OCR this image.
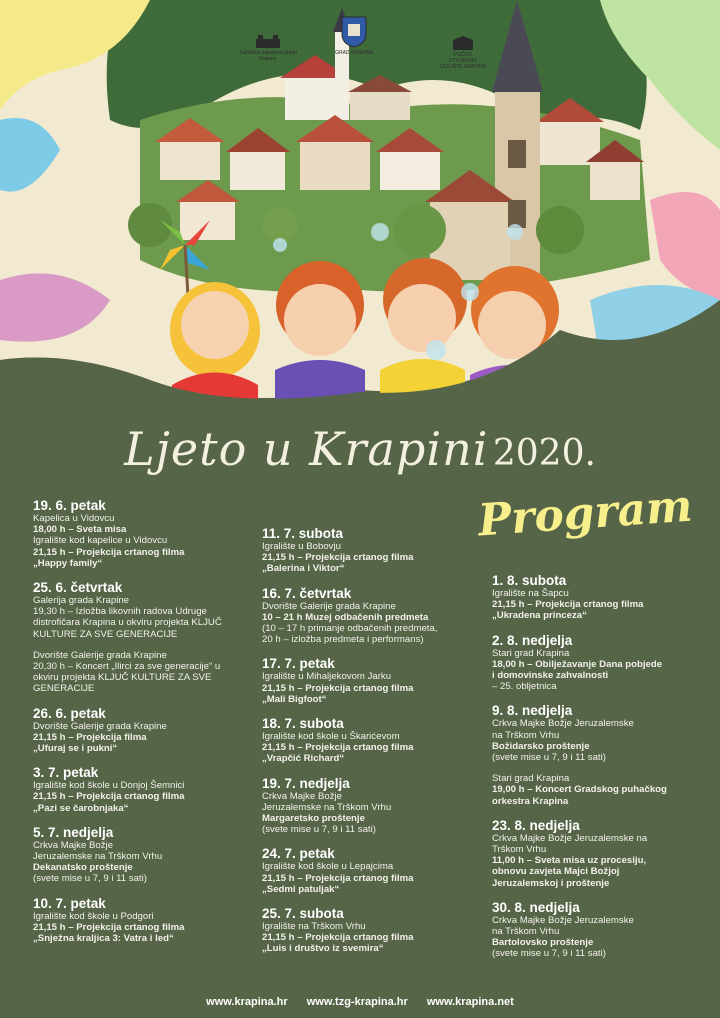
Turistička zajednica grada Krapine
GRAD KRAPINA	PUČKO OTVORENO UČILIŠTE KRAPINA
Ljeto u Krapini 2020.
Program
19. 6. petak
Kapelica u Vidovcu
18,00 h – Sveta misa
Igralište kod kapelice u Vidovcu
21,15 h – Projekcija crtanog filma
„Happy family“
25. 6. četvrtak
Galerija grada Krapine
19,30 h – Izložba likovnih radova Udruge distrofičara Krapina u okviru projekta KLJUČ KULTURE ZA SVE GENERACIJE
Dvorište Galerije grada Krapine
20,30 h – Koncert „Ilirci za sve generacije“ u okviru projekta KLJUČ KULTURE ZA SVE GENERACIJE
26. 6. petak
Dvorište Galerije grada Krapine
21,15 h – Projekcija filma
„Ufuraj se i pukni“
3. 7. petak
Igralište kod škole u Donjoj Šemnici
21,15 h – Projekcija crtanog filma
„Pazi se čarobnjaka“
5. 7. nedjelja
Crkva Majke Božje
Jeruzalemske na Trškom Vrhu
Dekanatsko proštenje
(svete mise u 7, 9 i 11 sati)
10. 7. petak
Igralište kod škole u Podgori
21,15 h – Projekcija crtanog filma
„Snježna kraljica 3: Vatra i led“
11. 7. subota
Igralište u Bobovju
21,15 h – Projekcija crtanog filma
„Balerina i Viktor“
16. 7. četvrtak
Dvorište Galerije grada Krapine
10 – 21 h Muzej odbačenih predmeta
(10 – 17 h primanje odbačenih predmeta,
20 h – izložba predmeta i performans)
17. 7. petak
Igralište u Mihaljekovom Jarku
21,15 h – Projekcija crtanog filma
„Mali Bigfoot“
18. 7. subota
Igralište kod škole u Škarićevom
21,15 h – Projekcija crtanog filma
„Vrapčić Richard“
19. 7. nedjelja
Crkva Majke Božje
Jeruzalemske na Trškom Vrhu
Margaretsko proštenje
(svete mise u 7, 9 i 11 sati)
24. 7. petak
Igralište kod škole u Lepajcima
21,15 h – Projekcija crtanog filma
„Sedmi patuljak“
25. 7. subota
Igralište na Trškom Vrhu
21,15 h – Projekcija crtanog filma
„Luis i društvo iz svemira“
1. 8. subota
Igralište na Šapcu
21,15 h – Projekcija crtanog filma
„Ukradena princeza“
2. 8. nedjelja
Stari grad Krapina
18,00 h – Obilježavanje Dana pobjede
i domovinske zahvalnosti
– 25. obljetnica
9. 8. nedjelja
Crkva Majke Božje Jeruzalemske
na Trškom Vrhu
Božidarsko proštenje
(svete mise u 7, 9 i 11 sati)
Stari grad Krapina
19,00 h – Koncert Gradskog puhačkog
orkestra Krapina
23. 8. nedjelja
Crkva Majke Božje Jeruzalemske na
Trškom Vrhu
11,00 h – Sveta misa uz procesiju,
obnovu zavjeta Majci Božjoj
Jeruzalemskoj i proštenje
30. 8. nedjelja
Crkva Majke Božje Jeruzalemske
na Trškom Vrhu
Bartolovsko proštenje
(svete mise u 7, 9 i 11 sati)
www.krapina.hr www.tzg-krapina.hr www.krapina.net
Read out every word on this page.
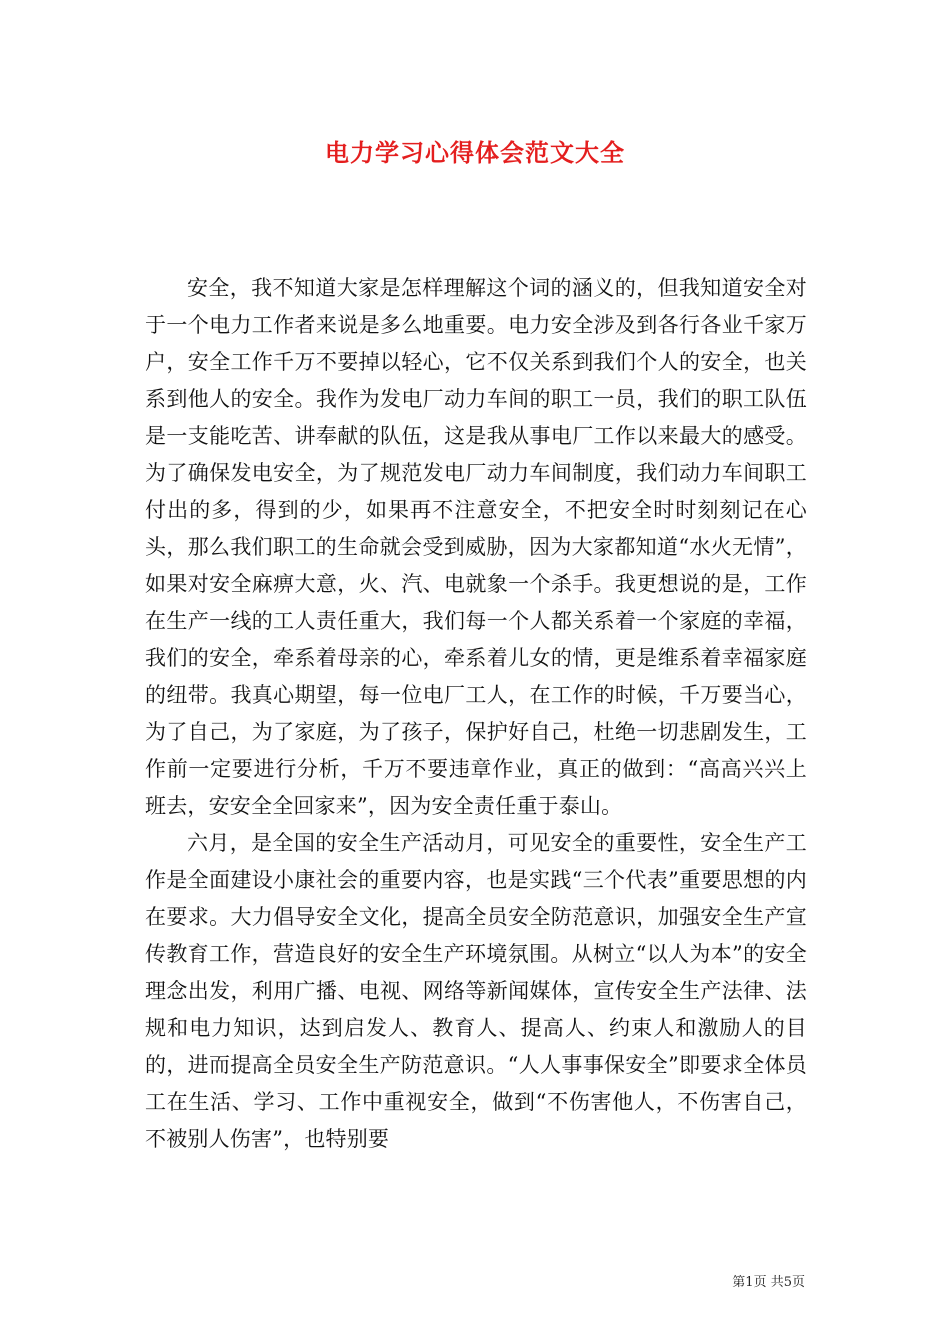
电力学习心得体会范文大全

安全，我不知道大家是怎样理解这个词的涵义的，但我知道安全对于一个电力工作者来说是多么地重要。电力安全涉及到各行各业千家万户，安全工作千万不要掉以轻心，它不仅关系到我们个人的安全，也关系到他人的安全。我作为发电厂动力车间的职工一员，我们的职工队伍是一支能吃苦、讲奉献的队伍，这是我从事电厂工作以来最大的感受。为了确保发电安全，为了规范发电厂动力车间制度，我们动力车间职工付出的多，得到的少，如果再不注意安全，不把安全时时刻刻记在心头，那么我们职工的生命就会受到威胁，因为大家都知道“水火无情”，如果对安全麻痹大意，火、汽、电就象一个杀手。我更想说的是，工作在生产一线的工人责任重大，我们每一个人都关系着一个家庭的幸福，我们的安全，牵系着母亲的心，牵系着儿女的情，更是维系着幸福家庭的纽带。我真心期望，每一位电厂工人，在工作的时候，千万要当心，为了自己，为了家庭，为了孩子，保护好自己，杜绝一切悲剧发生，工作前一定要进行分析，千万不要违章作业，真正的做到：“高高兴兴上班去，安安全全回家来”，因为安全责任重于泰山。

六月，是全国的安全生产活动月，可见安全的重要性，安全生产工作是全面建设小康社会的重要内容，也是实践“三个代表”重要思想的内在要求。大力倡导安全文化，提高全员安全防范意识，加强安全生产宣传教育工作，营造良好的安全生产环境氛围。从树立“以人为本”的安全理念出发，利用广播、电视、网络等新闻媒体，宣传安全生产法律、法规和电力知识，达到启发人、教育人、提高人、约束人和激励人的目的，进而提高全员安全生产防范意识。“人人事事保安全”即要求全体员工在生活、学习、工作中重视安全，做到“不伤害他人，不伤害自己，不被别人伤害”，也特别要

第1页 共5页
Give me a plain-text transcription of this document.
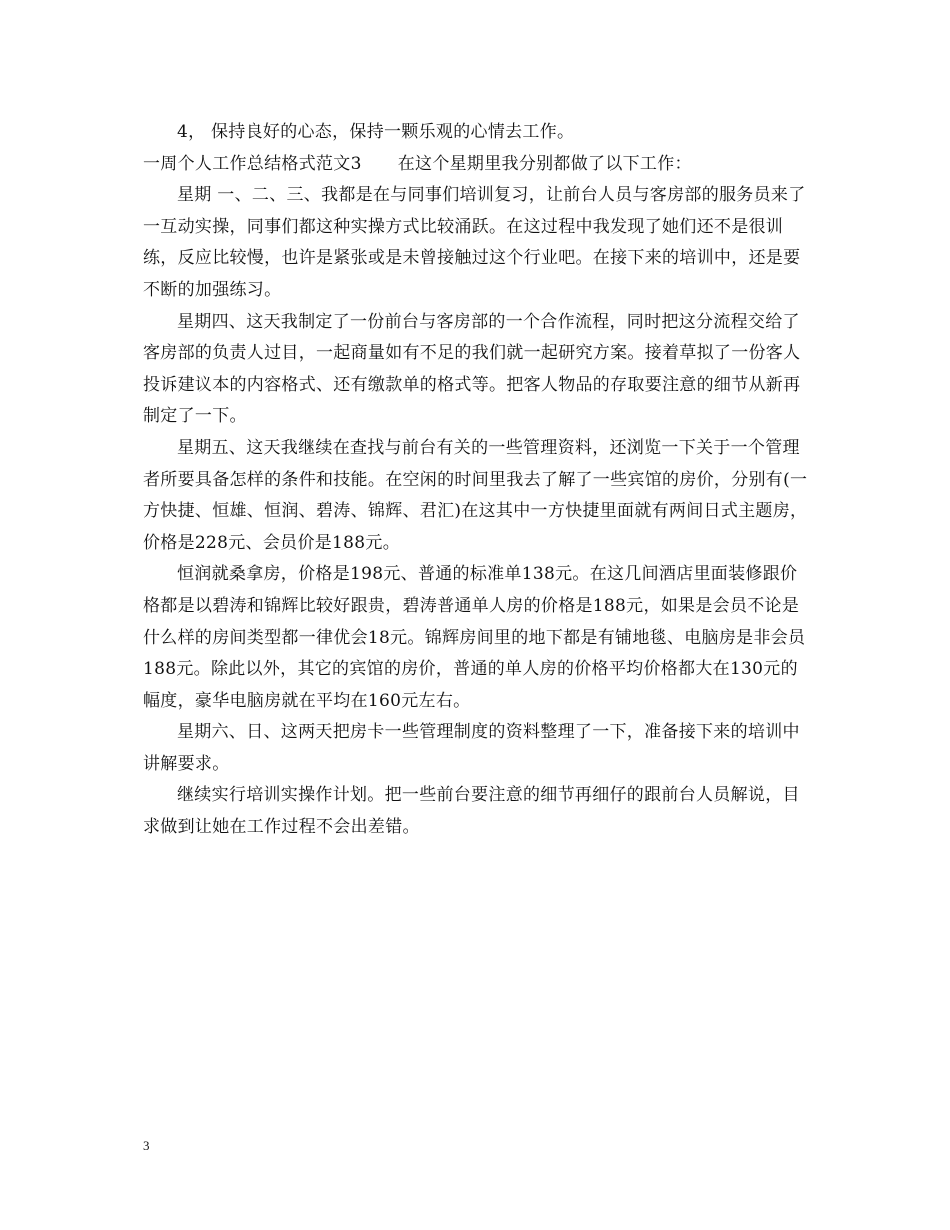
4， 保持良好的心态，保持一颗乐观的心情去工作。

一周个人工作总结格式范文3 在这个星期里我分别都做了以下工作：

星期 一、二、三、我都是在与同事们培训复习，让前台人员与客房部的服务员来了一互动实操，同事们都这种实操方式比较涌跃。在这过程中我发现了她们还不是很训练，反应比较慢，也许是紧张或是未曾接触过这个行业吧。在接下来的培训中，还是要不断的加强练习。

星期四、这天我制定了一份前台与客房部的一个合作流程，同时把这分流程交给了客房部的负责人过目，一起商量如有不足的我们就一起研究方案。接着草拟了一份客人投诉建议本的内容格式、还有缴款单的格式等。把客人物品的存取要注意的细节从新再制定了一下。

星期五、这天我继续在查找与前台有关的一些管理资料，还浏览一下关于一个管理者所要具备怎样的条件和技能。在空闲的时间里我去了解了一些宾馆的房价，分别有(一方快捷、恒雄、恒润、碧涛、锦辉、君汇)在这其中一方快捷里面就有两间日式主题房，价格是228元、会员价是188元。

恒润就桑拿房，价格是198元、普通的标准单138元。在这几间酒店里面装修跟价格都是以碧涛和锦辉比较好跟贵，碧涛普通单人房的价格是188元，如果是会员不论是什么样的房间类型都一律优会18元。锦辉房间里的地下都是有铺地毯、电脑房是非会员188元。除此以外，其它的宾馆的房价，普通的单人房的价格平均价格都大在130元的幅度，豪华电脑房就在平均在160元左右。

星期六、日、这两天把房卡一些管理制度的资料整理了一下，准备接下来的培训中讲解要求。

继续实行培训实操作计划。把一些前台要注意的细节再细仔的跟前台人员解说，目求做到让她在工作过程不会出差错。

3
· · · · ·
Given problem>
Look above for every line with the word "this" and copy it.

Answer to the problem>
OCR this image.
Read out every word on this page.
Give me a plain-text transcription of this document.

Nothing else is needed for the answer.